Requirements — Please copy the material below line for line, leaving out the pictures.
* Start Data listing *
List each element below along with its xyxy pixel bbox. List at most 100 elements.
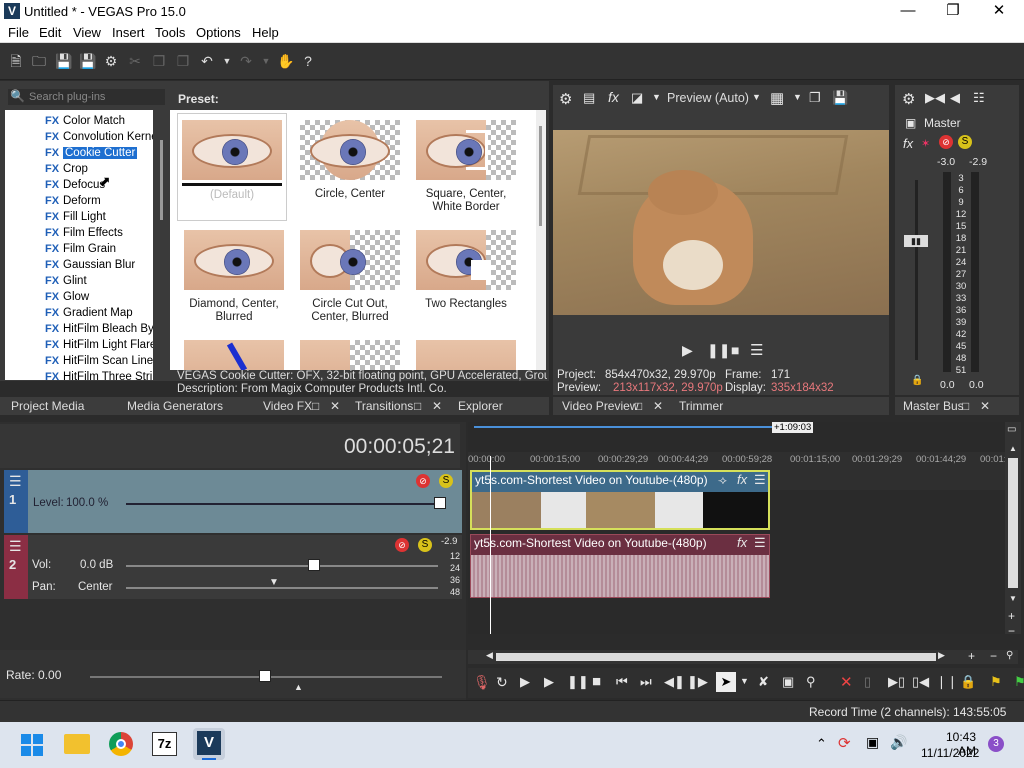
clip-fx-icon[interactable]: fx	[737, 472, 747, 487]
normal-edit-tool-icon[interactable]: ➤	[716, 672, 736, 692]
tab-trimmer[interactable]: Trimmer	[679, 399, 723, 413]
trim-icon[interactable]: ▯	[864, 674, 871, 690]
menu-view[interactable]: View	[73, 25, 101, 40]
mixer-faders-icon[interactable]: ☷	[973, 90, 985, 106]
plugin-item[interactable]: FX HitFilm Three Strip	[45, 369, 153, 380]
tab-media-generators[interactable]: Media Generators	[127, 399, 223, 413]
timeline-vertical-scrollbar[interactable]: ▭ ▲ ▼ + −	[1005, 422, 1021, 638]
render-icon[interactable]: 💾	[79, 53, 96, 69]
plugin-search-box[interactable]: 🔍 Search plug-ins	[8, 89, 165, 105]
next-frame-icon[interactable]: ❚▶	[687, 674, 708, 690]
properties-gear-icon[interactable]: ⚙	[103, 53, 119, 69]
plugin-item[interactable]: FX HitFilm Light Flares	[45, 337, 153, 353]
scroll-down-icon[interactable]: ▼	[1009, 594, 1017, 603]
scroll-left-icon[interactable]: ◀	[486, 650, 493, 661]
file-explorer-icon[interactable]	[64, 734, 90, 754]
scroll-right-icon[interactable]: ▶	[938, 650, 945, 661]
zoom-tool-icon[interactable]: ⚲	[1006, 650, 1013, 661]
zoom-out-time-icon[interactable]: −	[990, 649, 997, 663]
minimize-icon[interactable]: —	[885, 0, 931, 23]
seven-zip-icon[interactable]: 7z	[152, 732, 177, 756]
audio-clip[interactable]: yt5s.com-Shortest Video on Youtube-(480p…	[470, 534, 770, 598]
plugin-item[interactable]: FX Crop	[45, 161, 88, 177]
level-slider-track[interactable]	[126, 503, 446, 505]
downmix-icon[interactable]: ▶◀	[925, 90, 945, 106]
solo-icon[interactable]: S	[439, 474, 453, 488]
split-dropdown-icon[interactable]: ▼	[652, 92, 661, 102]
search-input[interactable]: Search plug-ins	[29, 91, 105, 103]
stop-icon[interactable]: ■	[731, 342, 739, 358]
insert-marker-icon[interactable]: ⚑	[990, 674, 1002, 690]
loop-region-bar[interactable]	[474, 426, 774, 428]
mute-icon[interactable]: ⊘	[939, 135, 953, 149]
tab-close-icon[interactable]: ✕	[330, 399, 340, 413]
go-to-end-icon[interactable]: ⏭	[640, 674, 652, 690]
previous-frame-icon[interactable]: ◀❚	[664, 674, 685, 690]
track-list-menu-icon[interactable]: ▭	[1007, 424, 1016, 435]
insert-region-icon[interactable]: ⚑	[1014, 674, 1024, 690]
trim-start-icon[interactable]: ▶▯	[888, 674, 905, 690]
tab-project-media[interactable]: Project Media	[11, 399, 84, 413]
plugin-item[interactable]: FX HitFilm Scan Lines	[45, 353, 153, 369]
open-folder-icon[interactable]: 🗀	[31, 53, 47, 69]
maximize-icon[interactable]: ❐	[930, 0, 976, 23]
plugin-item[interactable]: FX Fill Light	[45, 209, 106, 225]
plugin-item[interactable]: FX Gradient Map	[45, 305, 133, 321]
undo-icon[interactable]: ↶	[199, 53, 215, 69]
plugin-item[interactable]: FX Glint	[45, 273, 87, 289]
zoom-out-vertical-icon[interactable]: −	[1008, 624, 1015, 638]
master-fx-chain-icon[interactable]: ✶	[921, 137, 930, 150]
menu-insert[interactable]: Insert	[112, 25, 145, 40]
loop-playback-icon[interactable]: ↻	[496, 674, 508, 691]
tab-master-bus[interactable]: Master Bus	[903, 399, 964, 413]
save-icon[interactable]: 💾	[55, 53, 72, 69]
menu-help[interactable]: Help	[252, 25, 279, 40]
preview-device-icon[interactable]: ▤	[583, 90, 595, 106]
update-status-icon[interactable]: ⟳	[838, 734, 851, 752]
video-clip[interactable]: yt5s.com-Shortest Video on Youtube-(480p…	[470, 470, 770, 530]
menu-file[interactable]: File	[8, 25, 29, 40]
snapping-icon[interactable]: ✋	[277, 53, 294, 69]
plugin-item[interactable]: FX Deform	[45, 193, 101, 209]
network-icon[interactable]: ▣	[866, 734, 879, 751]
show-hidden-icons-icon[interactable]: ⌃	[816, 736, 827, 752]
menu-tools[interactable]: Tools	[155, 25, 185, 40]
preview-menu-icon[interactable]: ☰	[750, 341, 763, 359]
lock-icon[interactable]: 🔒	[960, 674, 976, 690]
split-icon[interactable]: ❘❘	[936, 674, 958, 690]
master-fx-icon[interactable]: fx	[903, 136, 913, 151]
clip-fx-icon[interactable]: fx	[737, 535, 747, 550]
redo-icon[interactable]: ↷	[238, 53, 254, 69]
overlays-grid-icon[interactable]: ▦	[770, 89, 784, 107]
plugin-item[interactable]: FX Defocus	[45, 177, 105, 193]
envelope-tool-icon[interactable]: ✘	[758, 674, 769, 690]
zoom-edit-tool-icon[interactable]: ⚲	[806, 674, 816, 690]
plugin-item[interactable]: FX Gaussian Blur	[45, 257, 135, 273]
preset-thumbnail-row3[interactable]	[411, 340, 521, 370]
mute-icon[interactable]: ⊘	[395, 538, 409, 552]
edit-tool-dropdown-icon[interactable]: ▼	[740, 676, 749, 686]
copy-icon[interactable]: ❐	[151, 53, 167, 69]
preset-square-center[interactable]: Square, Center, White Border	[411, 120, 521, 220]
pause-icon[interactable]: ❚❚	[567, 674, 589, 690]
zoom-in-vertical-icon[interactable]: +	[1008, 609, 1015, 623]
overlays-dropdown-icon[interactable]: ▼	[793, 92, 802, 102]
preview-settings-gear-icon[interactable]: ⚙	[559, 90, 572, 108]
windows-start-icon[interactable]	[21, 734, 43, 756]
new-file-icon[interactable]: 🗎	[8, 53, 24, 69]
preset-circle-cut-out[interactable]: Circle Cut Out, Center, Blurred	[295, 230, 405, 330]
clip-menu-icon[interactable]: ☰	[754, 472, 766, 488]
preview-quality-dropdown-icon[interactable]: ▼	[752, 92, 761, 102]
paste-icon[interactable]: ❐	[175, 53, 191, 69]
preset-two-rectangles[interactable]: Two Rectangles	[411, 230, 521, 330]
playhead-cursor[interactable]	[490, 456, 491, 634]
cut-icon[interactable]: ✂	[127, 53, 143, 69]
play-icon[interactable]: ▶	[682, 342, 693, 359]
tab-close-icon[interactable]: ✕	[980, 399, 990, 413]
close-icon[interactable]: ✕	[976, 0, 1022, 23]
plugin-item-selected[interactable]: FX Cookie Cutter	[45, 145, 138, 161]
master-fader-handle[interactable]: ▮▮	[904, 235, 928, 247]
mixer-settings-gear-icon[interactable]: ⚙	[902, 90, 915, 108]
clock-date[interactable]: 11/11/2022	[921, 746, 979, 760]
tab-close-icon[interactable]: ✕	[432, 399, 442, 413]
* End Data listing *
Answer in full —
List each element below along with its xyxy pixel bbox. List at most 100 elements.
clip-fx-icon[interactable]: fx	[737, 472, 747, 487]
normal-edit-tool-icon[interactable]: ➤	[716, 672, 736, 692]
tab-trimmer[interactable]: Trimmer	[679, 399, 723, 413]
trim-icon[interactable]: ▯	[864, 674, 871, 690]
menu-view[interactable]: View	[73, 25, 101, 40]
mixer-faders-icon[interactable]: ☷	[973, 90, 985, 106]
plugin-item[interactable]: FX HitFilm Three Strip	[45, 369, 153, 380]
tab-media-generators[interactable]: Media Generators	[127, 399, 223, 413]
timeline-vertical-scrollbar[interactable]: ▭ ▲ ▼ + −	[1005, 422, 1021, 638]
render-icon[interactable]: 💾	[79, 53, 96, 69]
plugin-search-box[interactable]: 🔍 Search plug-ins	[8, 89, 165, 105]
next-frame-icon[interactable]: ❚▶	[687, 674, 708, 690]
properties-gear-icon[interactable]: ⚙	[103, 53, 119, 69]
plugin-item[interactable]: FX HitFilm Light Flares	[45, 337, 153, 353]
scroll-down-icon[interactable]: ▼	[1009, 594, 1017, 603]
scroll-left-icon[interactable]: ◀	[486, 650, 493, 661]
file-explorer-icon[interactable]	[64, 734, 90, 754]
scroll-right-icon[interactable]: ▶	[938, 650, 945, 661]
zoom-tool-icon[interactable]: ⚲	[1006, 650, 1013, 661]
zoom-out-time-icon[interactable]: −	[990, 649, 997, 663]
minimize-icon[interactable]: —	[885, 0, 931, 23]
seven-zip-icon[interactable]: 7z	[152, 732, 177, 756]
audio-clip[interactable]: yt5s.com-Shortest Video on Youtube-(480p…	[470, 534, 770, 598]
plugin-item[interactable]: FX Crop	[45, 161, 88, 177]
level-slider-track[interactable]	[126, 503, 446, 505]
downmix-icon[interactable]: ▶◀	[925, 90, 945, 106]
solo-icon[interactable]: S	[439, 474, 453, 488]
split-dropdown-icon[interactable]: ▼	[652, 92, 661, 102]
search-input[interactable]: Search plug-ins	[29, 91, 105, 103]
stop-icon[interactable]: ■	[731, 342, 739, 358]
insert-marker-icon[interactable]: ⚑	[990, 674, 1002, 690]
loop-region-bar[interactable]	[474, 426, 774, 428]
mute-icon[interactable]: ⊘	[939, 135, 953, 149]
tab-close-icon[interactable]: ✕	[330, 399, 340, 413]
go-to-end-icon[interactable]: ⏭	[640, 674, 652, 690]
previous-frame-icon[interactable]: ◀❚	[664, 674, 685, 690]
track-list-menu-icon[interactable]: ▭	[1007, 424, 1016, 435]
insert-region-icon[interactable]: ⚑	[1014, 674, 1024, 690]
trim-start-icon[interactable]: ▶▯	[888, 674, 905, 690]
tab-project-media[interactable]: Project Media	[11, 399, 84, 413]
plugin-item[interactable]: FX HitFilm Scan Lines	[45, 353, 153, 369]
open-folder-icon[interactable]: 🗀	[31, 53, 47, 69]
maximize-icon[interactable]: ❐	[930, 0, 976, 23]
plugin-item[interactable]: FX Fill Light	[45, 209, 106, 225]
plugin-item[interactable]: FX Gradient Map	[45, 305, 133, 321]
undo-icon[interactable]: ↶	[199, 53, 215, 69]
plugin-item[interactable]: FX Glint	[45, 273, 87, 289]
zoom-out-vertical-icon[interactable]: −	[1008, 624, 1015, 638]
master-fx-chain-icon[interactable]: ✶	[921, 137, 930, 150]
menu-insert[interactable]: Insert	[112, 25, 145, 40]
loop-playback-icon[interactable]: ↻	[496, 674, 508, 691]
tab-master-bus[interactable]: Master Bus	[903, 399, 964, 413]
save-icon[interactable]: 💾	[55, 53, 72, 69]
menu-help[interactable]: Help	[252, 25, 279, 40]
preview-device-icon[interactable]: ▤	[583, 90, 595, 106]
update-status-icon[interactable]: ⟳	[838, 734, 851, 752]
video-clip[interactable]: yt5s.com-Shortest Video on Youtube-(480p…	[470, 470, 770, 530]
menu-file[interactable]: File	[8, 25, 29, 40]
snapping-icon[interactable]: ✋	[277, 53, 294, 69]
plugin-item[interactable]: FX Deform	[45, 193, 101, 209]
network-icon[interactable]: ▣	[866, 734, 879, 751]
show-hidden-icons-icon[interactable]: ⌃	[816, 736, 827, 752]
menu-tools[interactable]: Tools	[155, 25, 185, 40]
preview-menu-icon[interactable]: ☰	[750, 341, 763, 359]
lock-icon[interactable]: 🔒	[960, 674, 976, 690]
split-icon[interactable]: ❘❘	[936, 674, 958, 690]
master-fx-icon[interactable]: fx	[903, 136, 913, 151]
clip-fx-icon[interactable]: fx	[737, 535, 747, 550]
redo-icon[interactable]: ↷	[238, 53, 254, 69]
overlays-grid-icon[interactable]: ▦	[770, 89, 784, 107]
plugin-item[interactable]: FX Defocus	[45, 177, 105, 193]
envelope-tool-icon[interactable]: ✘	[758, 674, 769, 690]
zoom-edit-tool-icon[interactable]: ⚲	[806, 674, 816, 690]
plugin-item[interactable]: FX Gaussian Blur	[45, 257, 135, 273]
preset-thumbnail-row3[interactable]	[411, 340, 521, 370]
mute-icon[interactable]: ⊘	[395, 538, 409, 552]
edit-tool-dropdown-icon[interactable]: ▼	[740, 676, 749, 686]
copy-icon[interactable]: ❐	[151, 53, 167, 69]
preset-square-center[interactable]: Square, Center, White Border	[411, 120, 521, 220]
pause-icon[interactable]: ❚❚	[567, 674, 589, 690]
zoom-in-vertical-icon[interactable]: +	[1008, 609, 1015, 623]
overlays-dropdown-icon[interactable]: ▼	[793, 92, 802, 102]
preview-settings-gear-icon[interactable]: ⚙	[559, 90, 572, 108]
windows-start-icon[interactable]	[21, 734, 43, 756]
new-file-icon[interactable]: 🗎	[8, 53, 24, 69]
preset-circle-cut-out[interactable]: Circle Cut Out, Center, Blurred	[295, 230, 405, 330]
clip-menu-icon[interactable]: ☰	[754, 472, 766, 488]
preview-quality-dropdown-icon[interactable]: ▼	[752, 92, 761, 102]
paste-icon[interactable]: ❐	[175, 53, 191, 69]
preset-two-rectangles[interactable]: Two Rectangles	[411, 230, 521, 330]
playhead-cursor[interactable]	[490, 456, 491, 634]
cut-icon[interactable]: ✂	[127, 53, 143, 69]
play-icon[interactable]: ▶	[682, 342, 693, 359]
tab-close-icon[interactable]: ✕	[980, 399, 990, 413]
close-icon[interactable]: ✕	[976, 0, 1022, 23]
plugin-item-selected[interactable]: FX Cookie Cutter	[45, 145, 138, 161]
master-fader-handle[interactable]: ▮▮	[904, 235, 928, 247]
mixer-settings-gear-icon[interactable]: ⚙	[902, 90, 915, 108]
clock-date[interactable]: 11/11/2022	[921, 746, 979, 760]
tab-close-icon[interactable]: ✕	[432, 399, 442, 413]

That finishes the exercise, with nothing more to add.